▸ Record list
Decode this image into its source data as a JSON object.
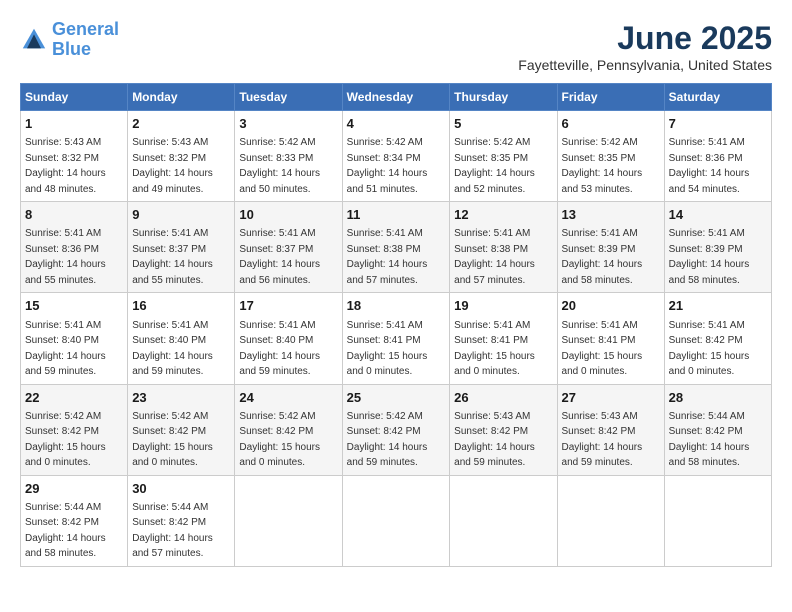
{
  "logo": {
    "line1": "General",
    "line2": "Blue"
  },
  "title": "June 2025",
  "location": "Fayetteville, Pennsylvania, United States",
  "weekdays": [
    "Sunday",
    "Monday",
    "Tuesday",
    "Wednesday",
    "Thursday",
    "Friday",
    "Saturday"
  ],
  "weeks": [
    [
      {
        "day": "1",
        "sunrise": "5:43 AM",
        "sunset": "8:32 PM",
        "daylight": "14 hours and 48 minutes."
      },
      {
        "day": "2",
        "sunrise": "5:43 AM",
        "sunset": "8:32 PM",
        "daylight": "14 hours and 49 minutes."
      },
      {
        "day": "3",
        "sunrise": "5:42 AM",
        "sunset": "8:33 PM",
        "daylight": "14 hours and 50 minutes."
      },
      {
        "day": "4",
        "sunrise": "5:42 AM",
        "sunset": "8:34 PM",
        "daylight": "14 hours and 51 minutes."
      },
      {
        "day": "5",
        "sunrise": "5:42 AM",
        "sunset": "8:35 PM",
        "daylight": "14 hours and 52 minutes."
      },
      {
        "day": "6",
        "sunrise": "5:42 AM",
        "sunset": "8:35 PM",
        "daylight": "14 hours and 53 minutes."
      },
      {
        "day": "7",
        "sunrise": "5:41 AM",
        "sunset": "8:36 PM",
        "daylight": "14 hours and 54 minutes."
      }
    ],
    [
      {
        "day": "8",
        "sunrise": "5:41 AM",
        "sunset": "8:36 PM",
        "daylight": "14 hours and 55 minutes."
      },
      {
        "day": "9",
        "sunrise": "5:41 AM",
        "sunset": "8:37 PM",
        "daylight": "14 hours and 55 minutes."
      },
      {
        "day": "10",
        "sunrise": "5:41 AM",
        "sunset": "8:37 PM",
        "daylight": "14 hours and 56 minutes."
      },
      {
        "day": "11",
        "sunrise": "5:41 AM",
        "sunset": "8:38 PM",
        "daylight": "14 hours and 57 minutes."
      },
      {
        "day": "12",
        "sunrise": "5:41 AM",
        "sunset": "8:38 PM",
        "daylight": "14 hours and 57 minutes."
      },
      {
        "day": "13",
        "sunrise": "5:41 AM",
        "sunset": "8:39 PM",
        "daylight": "14 hours and 58 minutes."
      },
      {
        "day": "14",
        "sunrise": "5:41 AM",
        "sunset": "8:39 PM",
        "daylight": "14 hours and 58 minutes."
      }
    ],
    [
      {
        "day": "15",
        "sunrise": "5:41 AM",
        "sunset": "8:40 PM",
        "daylight": "14 hours and 59 minutes."
      },
      {
        "day": "16",
        "sunrise": "5:41 AM",
        "sunset": "8:40 PM",
        "daylight": "14 hours and 59 minutes."
      },
      {
        "day": "17",
        "sunrise": "5:41 AM",
        "sunset": "8:40 PM",
        "daylight": "14 hours and 59 minutes."
      },
      {
        "day": "18",
        "sunrise": "5:41 AM",
        "sunset": "8:41 PM",
        "daylight": "15 hours and 0 minutes."
      },
      {
        "day": "19",
        "sunrise": "5:41 AM",
        "sunset": "8:41 PM",
        "daylight": "15 hours and 0 minutes."
      },
      {
        "day": "20",
        "sunrise": "5:41 AM",
        "sunset": "8:41 PM",
        "daylight": "15 hours and 0 minutes."
      },
      {
        "day": "21",
        "sunrise": "5:41 AM",
        "sunset": "8:42 PM",
        "daylight": "15 hours and 0 minutes."
      }
    ],
    [
      {
        "day": "22",
        "sunrise": "5:42 AM",
        "sunset": "8:42 PM",
        "daylight": "15 hours and 0 minutes."
      },
      {
        "day": "23",
        "sunrise": "5:42 AM",
        "sunset": "8:42 PM",
        "daylight": "15 hours and 0 minutes."
      },
      {
        "day": "24",
        "sunrise": "5:42 AM",
        "sunset": "8:42 PM",
        "daylight": "15 hours and 0 minutes."
      },
      {
        "day": "25",
        "sunrise": "5:42 AM",
        "sunset": "8:42 PM",
        "daylight": "14 hours and 59 minutes."
      },
      {
        "day": "26",
        "sunrise": "5:43 AM",
        "sunset": "8:42 PM",
        "daylight": "14 hours and 59 minutes."
      },
      {
        "day": "27",
        "sunrise": "5:43 AM",
        "sunset": "8:42 PM",
        "daylight": "14 hours and 59 minutes."
      },
      {
        "day": "28",
        "sunrise": "5:44 AM",
        "sunset": "8:42 PM",
        "daylight": "14 hours and 58 minutes."
      }
    ],
    [
      {
        "day": "29",
        "sunrise": "5:44 AM",
        "sunset": "8:42 PM",
        "daylight": "14 hours and 58 minutes."
      },
      {
        "day": "30",
        "sunrise": "5:44 AM",
        "sunset": "8:42 PM",
        "daylight": "14 hours and 57 minutes."
      },
      null,
      null,
      null,
      null,
      null
    ]
  ]
}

▸ Written request
Without the pictures, repeat all the records word for word.

▸ Result for this task
Decode this image into its source data as a JSON object.
{
  "logo": {
    "line1": "General",
    "line2": "Blue"
  },
  "title": "June 2025",
  "location": "Fayetteville, Pennsylvania, United States",
  "weekdays": [
    "Sunday",
    "Monday",
    "Tuesday",
    "Wednesday",
    "Thursday",
    "Friday",
    "Saturday"
  ],
  "weeks": [
    [
      {
        "day": "1",
        "sunrise": "5:43 AM",
        "sunset": "8:32 PM",
        "daylight": "14 hours and 48 minutes."
      },
      {
        "day": "2",
        "sunrise": "5:43 AM",
        "sunset": "8:32 PM",
        "daylight": "14 hours and 49 minutes."
      },
      {
        "day": "3",
        "sunrise": "5:42 AM",
        "sunset": "8:33 PM",
        "daylight": "14 hours and 50 minutes."
      },
      {
        "day": "4",
        "sunrise": "5:42 AM",
        "sunset": "8:34 PM",
        "daylight": "14 hours and 51 minutes."
      },
      {
        "day": "5",
        "sunrise": "5:42 AM",
        "sunset": "8:35 PM",
        "daylight": "14 hours and 52 minutes."
      },
      {
        "day": "6",
        "sunrise": "5:42 AM",
        "sunset": "8:35 PM",
        "daylight": "14 hours and 53 minutes."
      },
      {
        "day": "7",
        "sunrise": "5:41 AM",
        "sunset": "8:36 PM",
        "daylight": "14 hours and 54 minutes."
      }
    ],
    [
      {
        "day": "8",
        "sunrise": "5:41 AM",
        "sunset": "8:36 PM",
        "daylight": "14 hours and 55 minutes."
      },
      {
        "day": "9",
        "sunrise": "5:41 AM",
        "sunset": "8:37 PM",
        "daylight": "14 hours and 55 minutes."
      },
      {
        "day": "10",
        "sunrise": "5:41 AM",
        "sunset": "8:37 PM",
        "daylight": "14 hours and 56 minutes."
      },
      {
        "day": "11",
        "sunrise": "5:41 AM",
        "sunset": "8:38 PM",
        "daylight": "14 hours and 57 minutes."
      },
      {
        "day": "12",
        "sunrise": "5:41 AM",
        "sunset": "8:38 PM",
        "daylight": "14 hours and 57 minutes."
      },
      {
        "day": "13",
        "sunrise": "5:41 AM",
        "sunset": "8:39 PM",
        "daylight": "14 hours and 58 minutes."
      },
      {
        "day": "14",
        "sunrise": "5:41 AM",
        "sunset": "8:39 PM",
        "daylight": "14 hours and 58 minutes."
      }
    ],
    [
      {
        "day": "15",
        "sunrise": "5:41 AM",
        "sunset": "8:40 PM",
        "daylight": "14 hours and 59 minutes."
      },
      {
        "day": "16",
        "sunrise": "5:41 AM",
        "sunset": "8:40 PM",
        "daylight": "14 hours and 59 minutes."
      },
      {
        "day": "17",
        "sunrise": "5:41 AM",
        "sunset": "8:40 PM",
        "daylight": "14 hours and 59 minutes."
      },
      {
        "day": "18",
        "sunrise": "5:41 AM",
        "sunset": "8:41 PM",
        "daylight": "15 hours and 0 minutes."
      },
      {
        "day": "19",
        "sunrise": "5:41 AM",
        "sunset": "8:41 PM",
        "daylight": "15 hours and 0 minutes."
      },
      {
        "day": "20",
        "sunrise": "5:41 AM",
        "sunset": "8:41 PM",
        "daylight": "15 hours and 0 minutes."
      },
      {
        "day": "21",
        "sunrise": "5:41 AM",
        "sunset": "8:42 PM",
        "daylight": "15 hours and 0 minutes."
      }
    ],
    [
      {
        "day": "22",
        "sunrise": "5:42 AM",
        "sunset": "8:42 PM",
        "daylight": "15 hours and 0 minutes."
      },
      {
        "day": "23",
        "sunrise": "5:42 AM",
        "sunset": "8:42 PM",
        "daylight": "15 hours and 0 minutes."
      },
      {
        "day": "24",
        "sunrise": "5:42 AM",
        "sunset": "8:42 PM",
        "daylight": "15 hours and 0 minutes."
      },
      {
        "day": "25",
        "sunrise": "5:42 AM",
        "sunset": "8:42 PM",
        "daylight": "14 hours and 59 minutes."
      },
      {
        "day": "26",
        "sunrise": "5:43 AM",
        "sunset": "8:42 PM",
        "daylight": "14 hours and 59 minutes."
      },
      {
        "day": "27",
        "sunrise": "5:43 AM",
        "sunset": "8:42 PM",
        "daylight": "14 hours and 59 minutes."
      },
      {
        "day": "28",
        "sunrise": "5:44 AM",
        "sunset": "8:42 PM",
        "daylight": "14 hours and 58 minutes."
      }
    ],
    [
      {
        "day": "29",
        "sunrise": "5:44 AM",
        "sunset": "8:42 PM",
        "daylight": "14 hours and 58 minutes."
      },
      {
        "day": "30",
        "sunrise": "5:44 AM",
        "sunset": "8:42 PM",
        "daylight": "14 hours and 57 minutes."
      },
      null,
      null,
      null,
      null,
      null
    ]
  ]
}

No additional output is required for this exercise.